▸ The request
Locate each line containing the string "residual" and copy it out.

[Dataset items]
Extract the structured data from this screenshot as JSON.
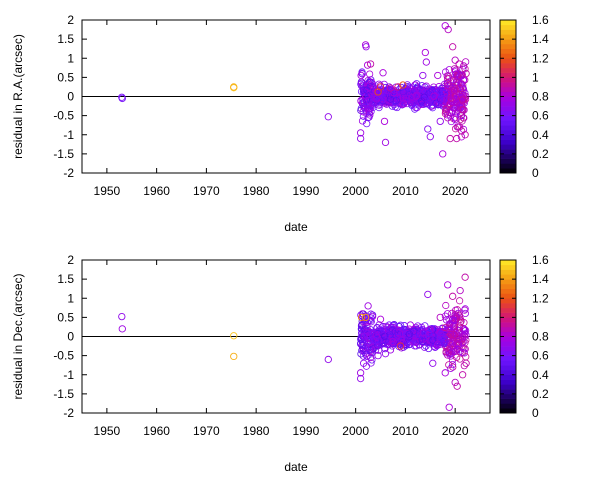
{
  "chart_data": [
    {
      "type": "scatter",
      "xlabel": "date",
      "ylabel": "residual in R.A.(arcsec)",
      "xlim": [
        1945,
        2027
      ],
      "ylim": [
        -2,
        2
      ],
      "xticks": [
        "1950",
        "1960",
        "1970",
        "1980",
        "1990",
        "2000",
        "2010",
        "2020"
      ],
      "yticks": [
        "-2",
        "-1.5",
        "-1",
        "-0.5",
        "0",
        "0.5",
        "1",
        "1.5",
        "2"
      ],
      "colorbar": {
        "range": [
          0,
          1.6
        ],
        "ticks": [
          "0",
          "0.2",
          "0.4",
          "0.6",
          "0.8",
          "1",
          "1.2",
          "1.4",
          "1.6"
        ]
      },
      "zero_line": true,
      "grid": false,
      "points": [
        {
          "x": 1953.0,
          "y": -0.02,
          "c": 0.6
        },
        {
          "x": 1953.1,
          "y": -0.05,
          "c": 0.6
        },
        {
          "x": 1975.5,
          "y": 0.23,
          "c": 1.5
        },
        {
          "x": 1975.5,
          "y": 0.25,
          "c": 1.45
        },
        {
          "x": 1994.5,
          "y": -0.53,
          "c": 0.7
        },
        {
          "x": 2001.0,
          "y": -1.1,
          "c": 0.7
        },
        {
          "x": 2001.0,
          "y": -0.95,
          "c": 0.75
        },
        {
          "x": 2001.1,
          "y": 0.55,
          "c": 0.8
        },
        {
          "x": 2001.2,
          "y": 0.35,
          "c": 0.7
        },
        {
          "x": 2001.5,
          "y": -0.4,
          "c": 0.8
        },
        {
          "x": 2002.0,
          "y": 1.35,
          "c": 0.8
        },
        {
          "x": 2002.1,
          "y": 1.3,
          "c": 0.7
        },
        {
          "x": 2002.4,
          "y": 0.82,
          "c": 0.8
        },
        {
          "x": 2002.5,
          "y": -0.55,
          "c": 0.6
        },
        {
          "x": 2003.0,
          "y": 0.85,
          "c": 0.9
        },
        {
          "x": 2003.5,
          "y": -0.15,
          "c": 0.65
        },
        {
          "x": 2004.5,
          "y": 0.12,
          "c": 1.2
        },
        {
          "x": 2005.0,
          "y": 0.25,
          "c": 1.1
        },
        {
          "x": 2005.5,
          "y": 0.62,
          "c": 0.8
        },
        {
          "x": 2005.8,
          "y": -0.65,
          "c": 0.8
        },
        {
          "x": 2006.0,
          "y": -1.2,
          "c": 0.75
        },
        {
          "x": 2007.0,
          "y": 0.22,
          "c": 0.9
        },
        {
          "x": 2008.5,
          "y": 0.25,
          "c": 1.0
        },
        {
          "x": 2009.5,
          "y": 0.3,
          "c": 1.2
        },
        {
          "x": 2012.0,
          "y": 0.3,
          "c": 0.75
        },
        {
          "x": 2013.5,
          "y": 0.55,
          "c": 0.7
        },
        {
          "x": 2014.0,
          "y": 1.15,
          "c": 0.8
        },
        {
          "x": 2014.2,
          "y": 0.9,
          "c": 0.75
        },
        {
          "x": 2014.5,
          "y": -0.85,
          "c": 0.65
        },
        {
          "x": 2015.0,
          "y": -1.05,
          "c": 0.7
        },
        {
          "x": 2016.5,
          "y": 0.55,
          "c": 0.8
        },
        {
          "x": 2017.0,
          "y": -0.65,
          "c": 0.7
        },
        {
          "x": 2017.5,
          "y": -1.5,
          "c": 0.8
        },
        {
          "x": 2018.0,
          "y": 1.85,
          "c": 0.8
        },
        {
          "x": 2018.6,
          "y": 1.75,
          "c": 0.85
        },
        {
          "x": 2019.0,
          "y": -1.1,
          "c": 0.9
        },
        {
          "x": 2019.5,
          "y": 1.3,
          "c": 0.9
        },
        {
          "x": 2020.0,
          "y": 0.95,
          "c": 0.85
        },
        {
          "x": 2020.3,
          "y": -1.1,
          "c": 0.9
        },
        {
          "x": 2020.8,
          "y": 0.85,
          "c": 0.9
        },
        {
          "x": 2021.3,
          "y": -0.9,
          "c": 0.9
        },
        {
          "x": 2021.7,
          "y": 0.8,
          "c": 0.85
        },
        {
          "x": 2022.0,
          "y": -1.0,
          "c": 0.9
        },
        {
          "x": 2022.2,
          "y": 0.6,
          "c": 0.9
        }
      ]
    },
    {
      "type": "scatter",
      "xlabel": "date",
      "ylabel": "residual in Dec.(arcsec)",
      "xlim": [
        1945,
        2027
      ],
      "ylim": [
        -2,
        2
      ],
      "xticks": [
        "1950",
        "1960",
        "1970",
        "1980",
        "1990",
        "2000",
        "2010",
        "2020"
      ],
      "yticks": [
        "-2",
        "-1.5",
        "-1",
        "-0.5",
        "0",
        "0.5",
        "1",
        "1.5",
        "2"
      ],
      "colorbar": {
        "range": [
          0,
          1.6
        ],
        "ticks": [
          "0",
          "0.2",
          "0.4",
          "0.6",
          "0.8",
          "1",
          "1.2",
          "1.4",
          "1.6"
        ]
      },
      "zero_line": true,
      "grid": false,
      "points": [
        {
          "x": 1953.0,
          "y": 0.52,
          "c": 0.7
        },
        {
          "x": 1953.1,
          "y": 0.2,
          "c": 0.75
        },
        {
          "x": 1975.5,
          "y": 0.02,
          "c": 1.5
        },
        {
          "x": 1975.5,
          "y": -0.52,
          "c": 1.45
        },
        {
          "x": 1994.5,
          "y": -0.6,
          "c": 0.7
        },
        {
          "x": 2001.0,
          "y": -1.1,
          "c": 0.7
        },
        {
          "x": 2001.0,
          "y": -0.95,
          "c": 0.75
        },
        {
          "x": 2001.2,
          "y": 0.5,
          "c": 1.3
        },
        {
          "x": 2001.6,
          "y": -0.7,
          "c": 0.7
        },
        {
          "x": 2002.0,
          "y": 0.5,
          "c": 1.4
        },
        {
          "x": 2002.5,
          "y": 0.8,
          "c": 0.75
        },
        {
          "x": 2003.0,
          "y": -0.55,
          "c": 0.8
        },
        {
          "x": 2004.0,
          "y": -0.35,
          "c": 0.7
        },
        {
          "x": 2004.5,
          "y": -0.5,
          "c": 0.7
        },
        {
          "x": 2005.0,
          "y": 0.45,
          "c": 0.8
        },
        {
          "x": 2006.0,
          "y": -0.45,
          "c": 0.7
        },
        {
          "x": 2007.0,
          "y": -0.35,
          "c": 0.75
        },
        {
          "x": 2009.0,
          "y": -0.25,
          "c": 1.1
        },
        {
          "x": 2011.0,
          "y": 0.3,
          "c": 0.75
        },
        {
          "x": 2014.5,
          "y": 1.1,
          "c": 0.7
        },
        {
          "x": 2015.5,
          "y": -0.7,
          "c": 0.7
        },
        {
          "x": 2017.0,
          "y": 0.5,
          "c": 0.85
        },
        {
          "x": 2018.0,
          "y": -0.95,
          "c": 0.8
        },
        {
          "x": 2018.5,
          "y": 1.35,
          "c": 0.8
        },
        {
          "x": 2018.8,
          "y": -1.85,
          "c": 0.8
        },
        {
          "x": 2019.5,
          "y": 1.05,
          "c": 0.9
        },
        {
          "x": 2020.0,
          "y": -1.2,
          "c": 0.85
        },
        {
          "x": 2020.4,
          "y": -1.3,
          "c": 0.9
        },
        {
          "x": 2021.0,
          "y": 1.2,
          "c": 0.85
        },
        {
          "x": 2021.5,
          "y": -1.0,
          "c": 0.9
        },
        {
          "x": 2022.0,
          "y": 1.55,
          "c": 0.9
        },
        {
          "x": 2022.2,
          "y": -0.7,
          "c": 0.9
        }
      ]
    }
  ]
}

▸ Exercise output
      "ylabel": "residual in R.A.(arcsec)",
      "ylabel": "residual in Dec.(arcsec)",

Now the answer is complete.